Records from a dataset
## START
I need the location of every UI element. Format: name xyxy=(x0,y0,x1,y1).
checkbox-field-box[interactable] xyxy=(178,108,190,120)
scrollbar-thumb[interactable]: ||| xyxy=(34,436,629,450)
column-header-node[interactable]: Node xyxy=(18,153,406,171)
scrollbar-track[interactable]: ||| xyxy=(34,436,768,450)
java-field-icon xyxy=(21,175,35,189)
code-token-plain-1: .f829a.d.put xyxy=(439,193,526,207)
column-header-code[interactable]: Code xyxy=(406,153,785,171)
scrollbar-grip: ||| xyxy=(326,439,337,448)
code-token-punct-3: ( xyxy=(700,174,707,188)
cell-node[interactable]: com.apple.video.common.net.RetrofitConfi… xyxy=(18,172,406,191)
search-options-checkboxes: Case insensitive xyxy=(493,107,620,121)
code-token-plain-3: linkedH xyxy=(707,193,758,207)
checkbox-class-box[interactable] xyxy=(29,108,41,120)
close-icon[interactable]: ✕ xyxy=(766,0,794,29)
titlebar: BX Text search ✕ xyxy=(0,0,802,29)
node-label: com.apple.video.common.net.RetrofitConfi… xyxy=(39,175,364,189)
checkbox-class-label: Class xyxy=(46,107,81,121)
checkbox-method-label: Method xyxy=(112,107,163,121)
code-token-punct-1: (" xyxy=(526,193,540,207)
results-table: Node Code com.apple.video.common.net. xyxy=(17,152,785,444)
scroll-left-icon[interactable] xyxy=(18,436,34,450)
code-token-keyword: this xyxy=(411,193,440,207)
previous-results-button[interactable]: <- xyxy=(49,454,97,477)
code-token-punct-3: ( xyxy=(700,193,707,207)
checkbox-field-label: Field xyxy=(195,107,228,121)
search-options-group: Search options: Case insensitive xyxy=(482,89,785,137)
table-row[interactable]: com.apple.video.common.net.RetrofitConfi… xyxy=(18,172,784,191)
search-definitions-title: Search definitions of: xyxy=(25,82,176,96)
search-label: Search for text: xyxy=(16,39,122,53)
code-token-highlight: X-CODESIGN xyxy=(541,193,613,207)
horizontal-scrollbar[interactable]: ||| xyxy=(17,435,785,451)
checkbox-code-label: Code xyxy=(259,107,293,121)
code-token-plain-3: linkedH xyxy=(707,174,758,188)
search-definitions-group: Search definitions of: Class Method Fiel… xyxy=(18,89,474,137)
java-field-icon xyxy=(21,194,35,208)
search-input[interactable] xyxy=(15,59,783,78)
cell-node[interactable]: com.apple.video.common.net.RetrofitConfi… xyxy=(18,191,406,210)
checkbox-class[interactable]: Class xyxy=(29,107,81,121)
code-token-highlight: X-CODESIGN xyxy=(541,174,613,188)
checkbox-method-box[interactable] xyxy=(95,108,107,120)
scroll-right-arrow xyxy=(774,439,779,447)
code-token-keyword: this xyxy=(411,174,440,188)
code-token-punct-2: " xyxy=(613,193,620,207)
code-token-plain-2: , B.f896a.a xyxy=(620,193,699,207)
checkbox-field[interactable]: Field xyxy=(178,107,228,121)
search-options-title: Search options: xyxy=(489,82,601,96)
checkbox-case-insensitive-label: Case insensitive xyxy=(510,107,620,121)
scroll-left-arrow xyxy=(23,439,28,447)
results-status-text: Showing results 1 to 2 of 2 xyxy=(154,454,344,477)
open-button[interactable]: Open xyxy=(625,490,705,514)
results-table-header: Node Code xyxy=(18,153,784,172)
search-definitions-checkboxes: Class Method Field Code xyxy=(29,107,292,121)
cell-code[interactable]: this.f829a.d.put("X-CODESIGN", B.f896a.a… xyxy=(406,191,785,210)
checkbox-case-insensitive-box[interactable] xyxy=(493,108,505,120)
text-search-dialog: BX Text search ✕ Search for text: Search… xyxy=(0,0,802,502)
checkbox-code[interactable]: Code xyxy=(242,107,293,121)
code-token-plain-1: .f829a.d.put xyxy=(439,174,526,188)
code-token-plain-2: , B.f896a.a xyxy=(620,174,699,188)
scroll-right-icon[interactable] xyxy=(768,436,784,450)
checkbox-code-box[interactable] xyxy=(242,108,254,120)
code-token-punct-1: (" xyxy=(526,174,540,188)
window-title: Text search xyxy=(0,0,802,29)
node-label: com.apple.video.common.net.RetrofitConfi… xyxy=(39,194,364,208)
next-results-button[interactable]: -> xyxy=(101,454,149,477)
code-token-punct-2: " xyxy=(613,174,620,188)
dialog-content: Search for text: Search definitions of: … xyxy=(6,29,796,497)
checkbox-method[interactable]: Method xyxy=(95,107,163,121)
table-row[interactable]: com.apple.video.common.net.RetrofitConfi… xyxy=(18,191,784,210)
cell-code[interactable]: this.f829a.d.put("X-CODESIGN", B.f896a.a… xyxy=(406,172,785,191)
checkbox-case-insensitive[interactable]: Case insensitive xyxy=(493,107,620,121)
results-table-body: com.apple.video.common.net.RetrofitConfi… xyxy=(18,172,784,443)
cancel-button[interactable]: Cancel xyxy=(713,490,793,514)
## END
_Brief:_
Please rewrite the listing with every occurrence of "Case insensitive" replaced by "Ignore case", leaving everything else unchanged.

_Output below:_
I need the location of every UI element. Format: name xyxy=(x0,y0,x1,y1).
checkbox-field-box[interactable] xyxy=(178,108,190,120)
scrollbar-thumb[interactable]: ||| xyxy=(34,436,629,450)
column-header-node[interactable]: Node xyxy=(18,153,406,171)
scrollbar-track[interactable]: ||| xyxy=(34,436,768,450)
java-field-icon xyxy=(21,175,35,189)
code-token-plain-1: .f829a.d.put xyxy=(439,193,526,207)
column-header-code[interactable]: Code xyxy=(406,153,785,171)
scrollbar-grip: ||| xyxy=(326,439,337,448)
code-token-punct-3: ( xyxy=(700,174,707,188)
cell-node[interactable]: com.apple.video.common.net.RetrofitConfi… xyxy=(18,172,406,191)
search-options-checkboxes: Ignore case xyxy=(493,107,620,121)
code-token-plain-3: linkedH xyxy=(707,193,758,207)
checkbox-class-box[interactable] xyxy=(29,108,41,120)
close-icon[interactable]: ✕ xyxy=(766,0,794,29)
titlebar: BX Text search ✕ xyxy=(0,0,802,29)
node-label: com.apple.video.common.net.RetrofitConfi… xyxy=(39,175,364,189)
checkbox-class-label: Class xyxy=(46,107,81,121)
checkbox-method-label: Method xyxy=(112,107,163,121)
code-token-punct-1: (" xyxy=(526,193,540,207)
results-table: Node Code com.apple.video.common.net. xyxy=(17,152,785,444)
scroll-left-icon[interactable] xyxy=(18,436,34,450)
code-token-keyword: this xyxy=(411,193,440,207)
previous-results-button[interactable]: <- xyxy=(49,454,97,477)
code-token-punct-3: ( xyxy=(700,193,707,207)
checkbox-field-label: Field xyxy=(195,107,228,121)
search-options-group: Search options: Ignore case xyxy=(482,89,785,137)
table-row[interactable]: com.apple.video.common.net.RetrofitConfi… xyxy=(18,172,784,191)
search-definitions-title: Search definitions of: xyxy=(25,82,176,96)
search-label: Search for text: xyxy=(16,39,122,53)
code-token-highlight: X-CODESIGN xyxy=(541,193,613,207)
horizontal-scrollbar[interactable]: ||| xyxy=(17,435,785,451)
checkbox-code-label: Code xyxy=(259,107,293,121)
code-token-plain-3: linkedH xyxy=(707,174,758,188)
search-definitions-group: Search definitions of: Class Method Fiel… xyxy=(18,89,474,137)
java-field-icon xyxy=(21,194,35,208)
search-input[interactable] xyxy=(15,59,783,78)
cell-node[interactable]: com.apple.video.common.net.RetrofitConfi… xyxy=(18,191,406,210)
checkbox-class[interactable]: Class xyxy=(29,107,81,121)
code-token-highlight: X-CODESIGN xyxy=(541,174,613,188)
checkbox-method-box[interactable] xyxy=(95,108,107,120)
scroll-right-arrow xyxy=(774,439,779,447)
code-token-keyword: this xyxy=(411,174,440,188)
code-token-punct-2: " xyxy=(613,193,620,207)
code-token-plain-2: , B.f896a.a xyxy=(620,193,699,207)
checkbox-field[interactable]: Field xyxy=(178,107,228,121)
search-options-title: Search options: xyxy=(489,82,601,96)
checkbox-case-insensitive-label: Ignore case xyxy=(510,107,620,121)
scroll-left-arrow xyxy=(23,439,28,447)
results-status-text: Showing results 1 to 2 of 2 xyxy=(154,454,344,477)
open-button[interactable]: Open xyxy=(625,490,705,514)
results-table-header: Node Code xyxy=(18,153,784,172)
search-definitions-checkboxes: Class Method Field Code xyxy=(29,107,292,121)
cell-code[interactable]: this.f829a.d.put("X-CODESIGN", B.f896a.a… xyxy=(406,191,785,210)
checkbox-case-insensitive-box[interactable] xyxy=(493,108,505,120)
text-search-dialog: BX Text search ✕ Search for text: Search… xyxy=(0,0,802,502)
checkbox-code[interactable]: Code xyxy=(242,107,293,121)
code-token-plain-1: .f829a.d.put xyxy=(439,174,526,188)
code-token-plain-2: , B.f896a.a xyxy=(620,174,699,188)
scroll-right-icon[interactable] xyxy=(768,436,784,450)
checkbox-code-box[interactable] xyxy=(242,108,254,120)
code-token-punct-1: (" xyxy=(526,174,540,188)
window-title: Text search xyxy=(0,0,802,29)
node-label: com.apple.video.common.net.RetrofitConfi… xyxy=(39,194,364,208)
next-results-button[interactable]: -> xyxy=(101,454,149,477)
code-token-punct-2: " xyxy=(613,174,620,188)
dialog-content: Search for text: Search definitions of: … xyxy=(6,29,796,497)
checkbox-method[interactable]: Method xyxy=(95,107,163,121)
table-row[interactable]: com.apple.video.common.net.RetrofitConfi… xyxy=(18,191,784,210)
cell-code[interactable]: this.f829a.d.put("X-CODESIGN", B.f896a.a… xyxy=(406,172,785,191)
checkbox-case-insensitive[interactable]: Ignore case xyxy=(493,107,620,121)
results-table-body: com.apple.video.common.net.RetrofitConfi… xyxy=(18,172,784,443)
cancel-button[interactable]: Cancel xyxy=(713,490,793,514)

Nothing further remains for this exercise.